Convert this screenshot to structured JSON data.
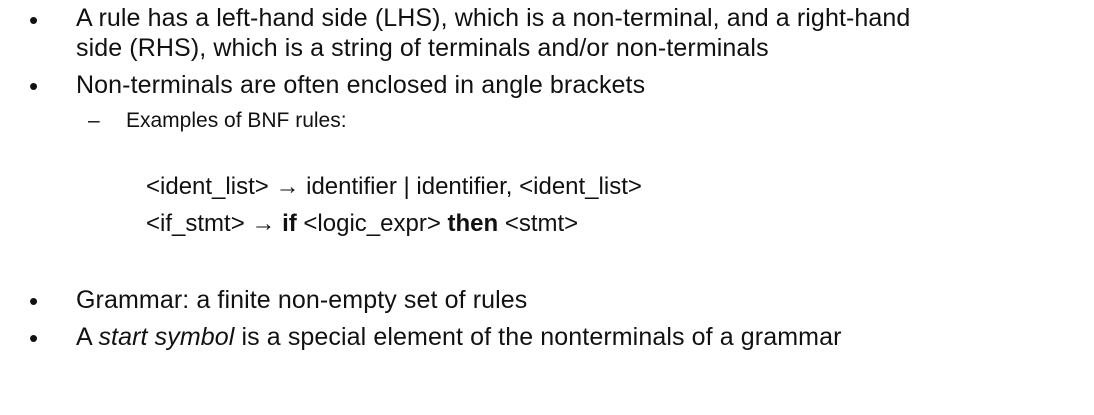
{
  "bullets": [
    {
      "line1": "A rule has a left-hand side (LHS), which is a non-terminal, and a right-hand",
      "line2": "side (RHS), which is a string of terminals and/or non-terminals"
    },
    {
      "text": "Non-terminals are often enclosed in angle brackets"
    },
    {
      "text": "Grammar: a finite non-empty set of rules"
    },
    {
      "prefix": "A ",
      "emphasis": "start symbol",
      "suffix": " is a special element of the nonterminals of a grammar"
    }
  ],
  "bullet_symbol": "•",
  "sub_bullet": {
    "dash": "–",
    "text": "Examples of BNF rules:"
  },
  "rules": [
    {
      "lhs": "<ident_list>",
      "arrow": "→",
      "rhs": " identifier | identifier, <ident_list>"
    },
    {
      "lhs": "<if_stmt>",
      "arrow": "→",
      "kw1": "if",
      "mid": " <logic_expr> ",
      "kw2": "then",
      "tail": " <stmt>"
    }
  ]
}
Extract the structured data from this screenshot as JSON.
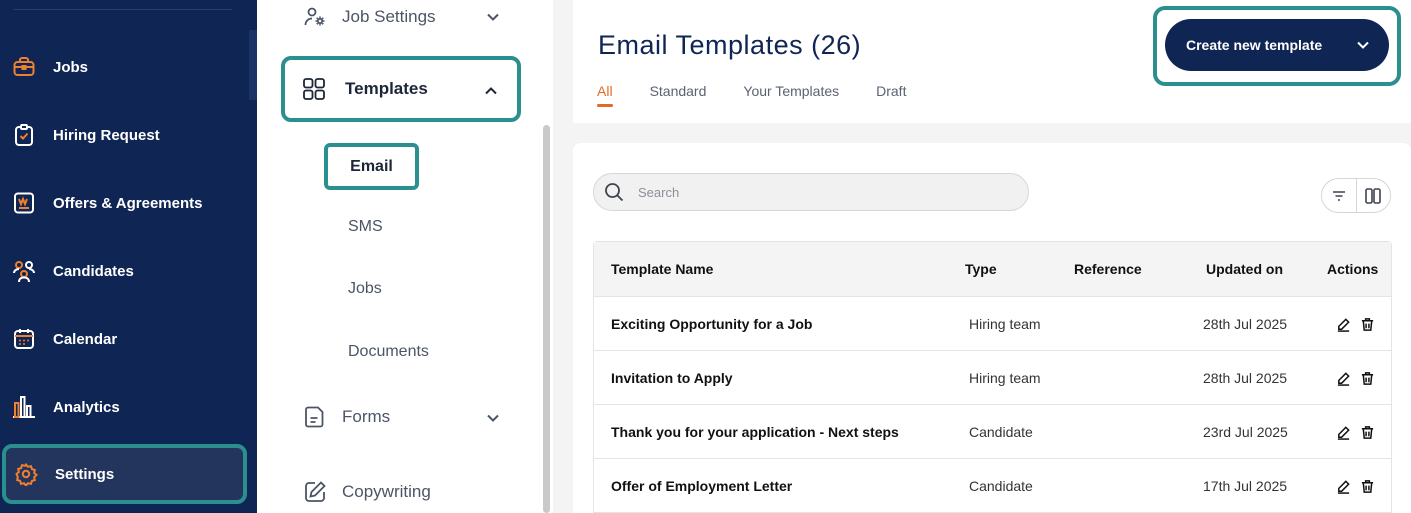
{
  "sidebar": {
    "items": [
      {
        "label": "Jobs",
        "icon": "briefcase-icon"
      },
      {
        "label": "Hiring Request",
        "icon": "clipboard-check-icon"
      },
      {
        "label": "Offers & Agreements",
        "icon": "document-signature-icon"
      },
      {
        "label": "Candidates",
        "icon": "people-icon"
      },
      {
        "label": "Calendar",
        "icon": "calendar-icon"
      },
      {
        "label": "Analytics",
        "icon": "bar-chart-icon"
      },
      {
        "label": "Settings",
        "icon": "gear-icon",
        "active": true
      }
    ]
  },
  "submenu": {
    "job_settings": "Job Settings",
    "templates": "Templates",
    "template_children": [
      "Email",
      "SMS",
      "Jobs",
      "Documents"
    ],
    "forms": "Forms",
    "copywriting": "Copywriting"
  },
  "header": {
    "title": "Email Templates (26)",
    "tabs": [
      "All",
      "Standard",
      "Your Templates",
      "Draft"
    ],
    "active_tab": "All",
    "create_button": "Create new template"
  },
  "search": {
    "placeholder": "Search",
    "value": ""
  },
  "table": {
    "columns": [
      "Template Name",
      "Type",
      "Reference",
      "Updated on",
      "Actions"
    ],
    "rows": [
      {
        "name": "Exciting Opportunity for a Job",
        "type": "Hiring team",
        "reference": "",
        "updated": "28th Jul 2025"
      },
      {
        "name": "Invitation to Apply",
        "type": "Hiring team",
        "reference": "",
        "updated": "28th Jul 2025"
      },
      {
        "name": "Thank you for your application - Next steps",
        "type": "Candidate",
        "reference": "",
        "updated": "23rd Jul 2025"
      },
      {
        "name": "Offer of Employment Letter",
        "type": "Candidate",
        "reference": "",
        "updated": "17th Jul 2025"
      }
    ]
  },
  "colors": {
    "sidebar_bg": "#0f2553",
    "accent_orange": "#e36b1f",
    "highlight_teal": "#2b8f8f",
    "primary_button": "#0f2553"
  }
}
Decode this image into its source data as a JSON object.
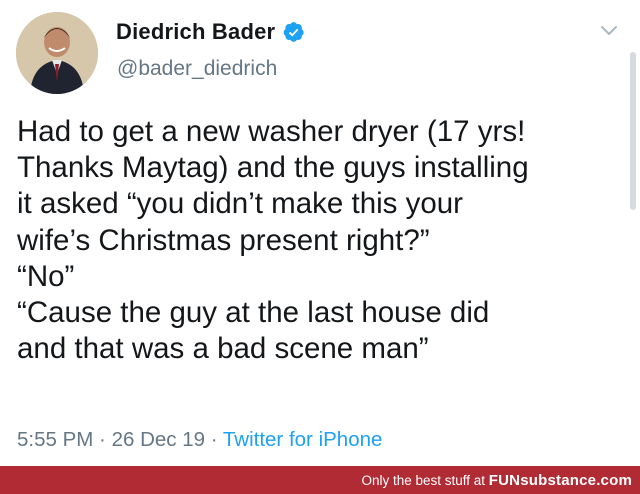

---*---

### Your task
Copy out every line of the material above that mentions the word "rules".

### Exercise output
      "text": "Grammar: a finite non-empty set of rules"
    "text": "Examples of BNF rules:"
  "rules": [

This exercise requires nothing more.